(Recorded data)
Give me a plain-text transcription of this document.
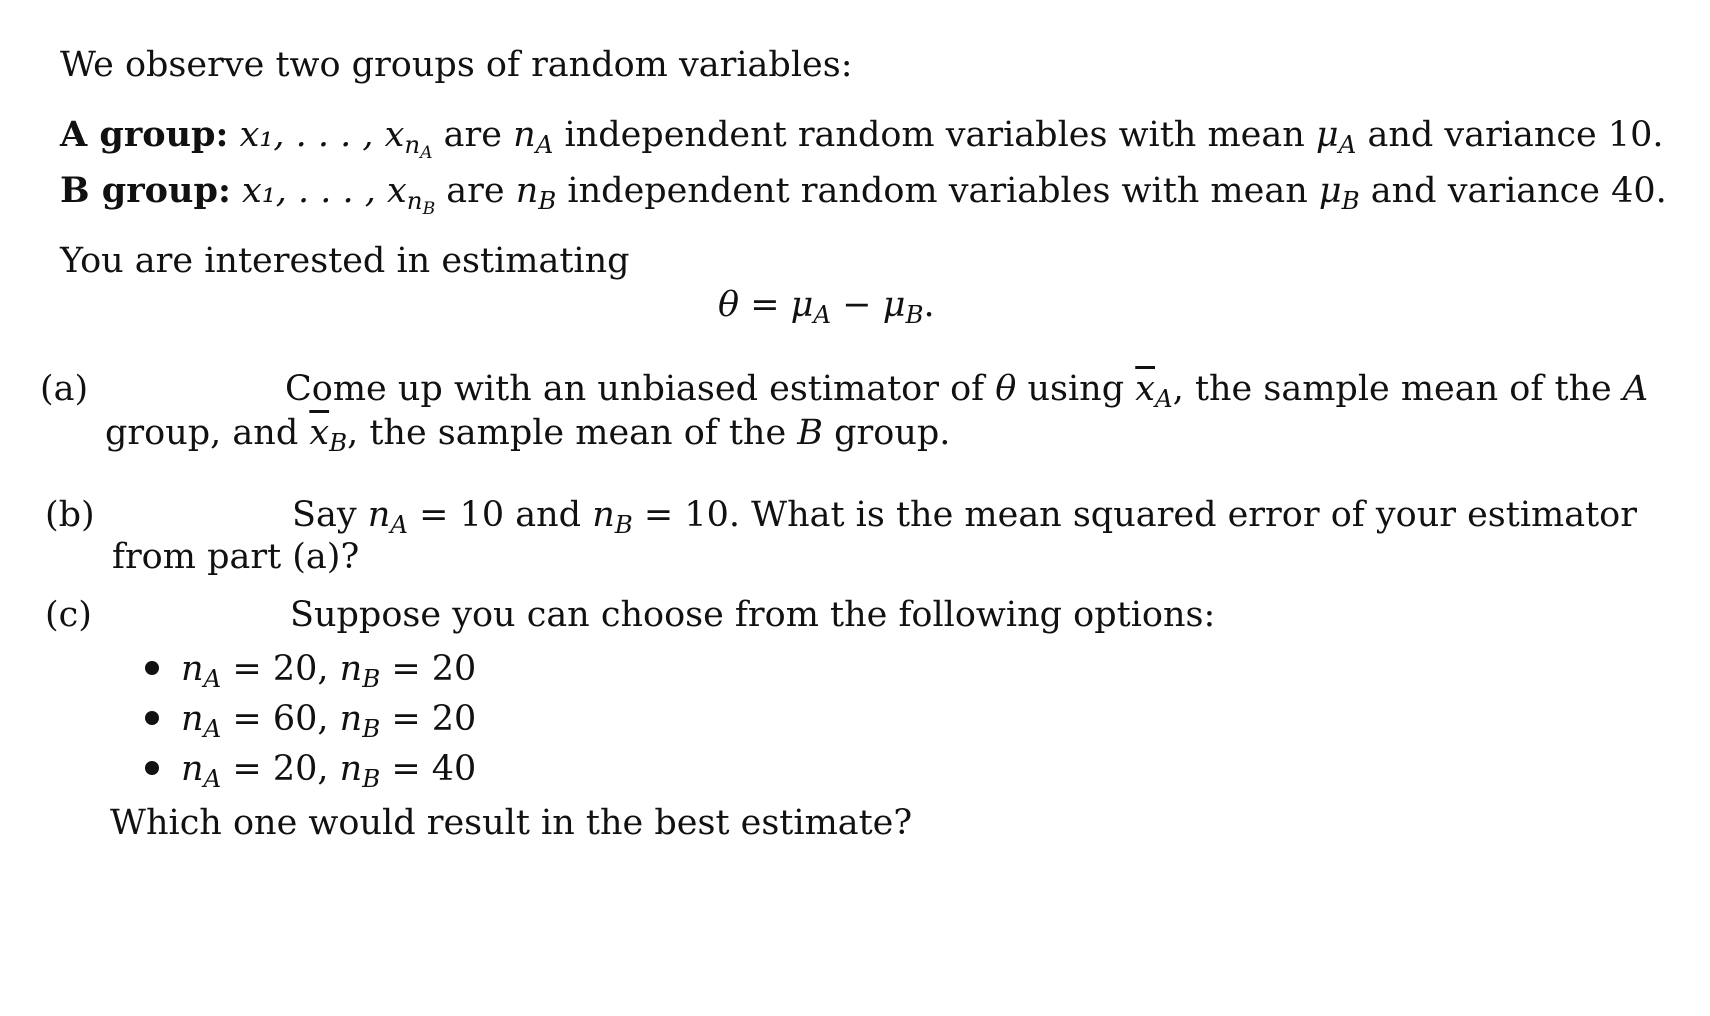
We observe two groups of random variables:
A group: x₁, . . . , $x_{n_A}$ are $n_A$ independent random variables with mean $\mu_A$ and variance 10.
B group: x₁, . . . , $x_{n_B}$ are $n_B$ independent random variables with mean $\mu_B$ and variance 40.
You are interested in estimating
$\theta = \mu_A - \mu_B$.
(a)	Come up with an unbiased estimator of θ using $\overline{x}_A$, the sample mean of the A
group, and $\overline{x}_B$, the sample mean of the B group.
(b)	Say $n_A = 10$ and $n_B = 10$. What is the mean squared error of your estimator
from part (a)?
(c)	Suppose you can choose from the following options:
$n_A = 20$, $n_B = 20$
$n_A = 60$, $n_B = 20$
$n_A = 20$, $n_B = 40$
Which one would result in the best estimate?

§ BRIEF:
Write out the whole listing again, exactly, with no pictures.

§ EXERCISE SOLUTION:
Give me a plain-text transcription of this document.
We observe two groups of random variables:
A group: x₁, . . . , $x_{n_A}$ are $n_A$ independent random variables with mean $\mu_A$ and variance 10.
B group: x₁, . . . , $x_{n_B}$ are $n_B$ independent random variables with mean $\mu_B$ and variance 40.
You are interested in estimating
$\theta = \mu_A - \mu_B$.
(a)	Come up with an unbiased estimator of θ using $\overline{x}_A$, the sample mean of the A
group, and $\overline{x}_B$, the sample mean of the B group.
(b)	Say $n_A = 10$ and $n_B = 10$. What is the mean squared error of your estimator
from part (a)?
(c)	Suppose you can choose from the following options:
$n_A = 20$, $n_B = 20$
$n_A = 60$, $n_B = 20$
$n_A = 20$, $n_B = 40$
Which one would result in the best estimate?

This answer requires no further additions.